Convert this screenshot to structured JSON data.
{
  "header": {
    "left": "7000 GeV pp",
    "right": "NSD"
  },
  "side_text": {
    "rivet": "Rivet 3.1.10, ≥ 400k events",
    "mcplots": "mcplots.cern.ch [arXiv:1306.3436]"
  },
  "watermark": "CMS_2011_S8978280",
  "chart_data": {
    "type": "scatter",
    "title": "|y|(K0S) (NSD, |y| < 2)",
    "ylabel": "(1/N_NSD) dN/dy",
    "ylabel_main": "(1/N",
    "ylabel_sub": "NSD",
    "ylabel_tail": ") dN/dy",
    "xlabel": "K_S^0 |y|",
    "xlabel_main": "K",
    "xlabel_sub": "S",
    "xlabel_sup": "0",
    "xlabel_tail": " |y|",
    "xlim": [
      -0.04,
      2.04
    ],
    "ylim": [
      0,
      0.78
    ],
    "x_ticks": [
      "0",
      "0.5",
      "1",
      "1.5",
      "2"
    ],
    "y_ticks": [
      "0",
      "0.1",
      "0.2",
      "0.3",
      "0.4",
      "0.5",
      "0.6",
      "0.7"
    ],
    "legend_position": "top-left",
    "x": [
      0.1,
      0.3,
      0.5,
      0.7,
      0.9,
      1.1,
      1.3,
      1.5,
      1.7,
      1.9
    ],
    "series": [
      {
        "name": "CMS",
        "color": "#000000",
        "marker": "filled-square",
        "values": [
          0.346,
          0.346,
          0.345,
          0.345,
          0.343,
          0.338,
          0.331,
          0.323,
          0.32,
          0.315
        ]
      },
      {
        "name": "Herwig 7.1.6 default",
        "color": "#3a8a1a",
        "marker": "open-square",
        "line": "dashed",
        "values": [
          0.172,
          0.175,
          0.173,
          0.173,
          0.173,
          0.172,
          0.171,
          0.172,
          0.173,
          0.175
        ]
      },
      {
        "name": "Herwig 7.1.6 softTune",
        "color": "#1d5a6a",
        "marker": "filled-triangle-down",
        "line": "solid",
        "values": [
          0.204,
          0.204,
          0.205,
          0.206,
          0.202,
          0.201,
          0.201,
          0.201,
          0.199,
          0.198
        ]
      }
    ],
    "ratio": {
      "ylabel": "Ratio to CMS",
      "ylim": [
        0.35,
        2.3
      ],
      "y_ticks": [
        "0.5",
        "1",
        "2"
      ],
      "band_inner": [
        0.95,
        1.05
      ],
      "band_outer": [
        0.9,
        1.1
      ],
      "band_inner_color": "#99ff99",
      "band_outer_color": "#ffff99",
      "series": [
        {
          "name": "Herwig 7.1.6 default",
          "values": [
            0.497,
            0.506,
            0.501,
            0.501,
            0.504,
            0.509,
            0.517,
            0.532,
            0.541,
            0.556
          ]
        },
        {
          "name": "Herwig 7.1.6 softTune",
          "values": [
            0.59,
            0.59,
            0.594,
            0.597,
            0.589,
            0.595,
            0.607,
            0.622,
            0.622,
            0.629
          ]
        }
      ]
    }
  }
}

AIM OF THE TASK> Reproduce every record, matching each line exactly.

WRITTEN RESPONSE>
Convert this screenshot to structured JSON data.
{
  "header": {
    "left": "7000 GeV pp",
    "right": "NSD"
  },
  "side_text": {
    "rivet": "Rivet 3.1.10, ≥ 400k events",
    "mcplots": "mcplots.cern.ch [arXiv:1306.3436]"
  },
  "watermark": "CMS_2011_S8978280",
  "chart_data": {
    "type": "scatter",
    "title": "|y|(K0S) (NSD, |y| < 2)",
    "ylabel": "(1/N_NSD) dN/dy",
    "ylabel_main": "(1/N",
    "ylabel_sub": "NSD",
    "ylabel_tail": ") dN/dy",
    "xlabel": "K_S^0 |y|",
    "xlabel_main": "K",
    "xlabel_sub": "S",
    "xlabel_sup": "0",
    "xlabel_tail": " |y|",
    "xlim": [
      -0.04,
      2.04
    ],
    "ylim": [
      0,
      0.78
    ],
    "x_ticks": [
      "0",
      "0.5",
      "1",
      "1.5",
      "2"
    ],
    "y_ticks": [
      "0",
      "0.1",
      "0.2",
      "0.3",
      "0.4",
      "0.5",
      "0.6",
      "0.7"
    ],
    "legend_position": "top-left",
    "x": [
      0.1,
      0.3,
      0.5,
      0.7,
      0.9,
      1.1,
      1.3,
      1.5,
      1.7,
      1.9
    ],
    "series": [
      {
        "name": "CMS",
        "color": "#000000",
        "marker": "filled-square",
        "values": [
          0.346,
          0.346,
          0.345,
          0.345,
          0.343,
          0.338,
          0.331,
          0.323,
          0.32,
          0.315
        ]
      },
      {
        "name": "Herwig 7.1.6 default",
        "color": "#3a8a1a",
        "marker": "open-square",
        "line": "dashed",
        "values": [
          0.172,
          0.175,
          0.173,
          0.173,
          0.173,
          0.172,
          0.171,
          0.172,
          0.173,
          0.175
        ]
      },
      {
        "name": "Herwig 7.1.6 softTune",
        "color": "#1d5a6a",
        "marker": "filled-triangle-down",
        "line": "solid",
        "values": [
          0.204,
          0.204,
          0.205,
          0.206,
          0.202,
          0.201,
          0.201,
          0.201,
          0.199,
          0.198
        ]
      }
    ],
    "ratio": {
      "ylabel": "Ratio to CMS",
      "ylim": [
        0.35,
        2.3
      ],
      "y_ticks": [
        "0.5",
        "1",
        "2"
      ],
      "band_inner": [
        0.95,
        1.05
      ],
      "band_outer": [
        0.9,
        1.1
      ],
      "band_inner_color": "#99ff99",
      "band_outer_color": "#ffff99",
      "series": [
        {
          "name": "Herwig 7.1.6 default",
          "values": [
            0.497,
            0.506,
            0.501,
            0.501,
            0.504,
            0.509,
            0.517,
            0.532,
            0.541,
            0.556
          ]
        },
        {
          "name": "Herwig 7.1.6 softTune",
          "values": [
            0.59,
            0.59,
            0.594,
            0.597,
            0.589,
            0.595,
            0.607,
            0.622,
            0.622,
            0.629
          ]
        }
      ]
    }
  }
}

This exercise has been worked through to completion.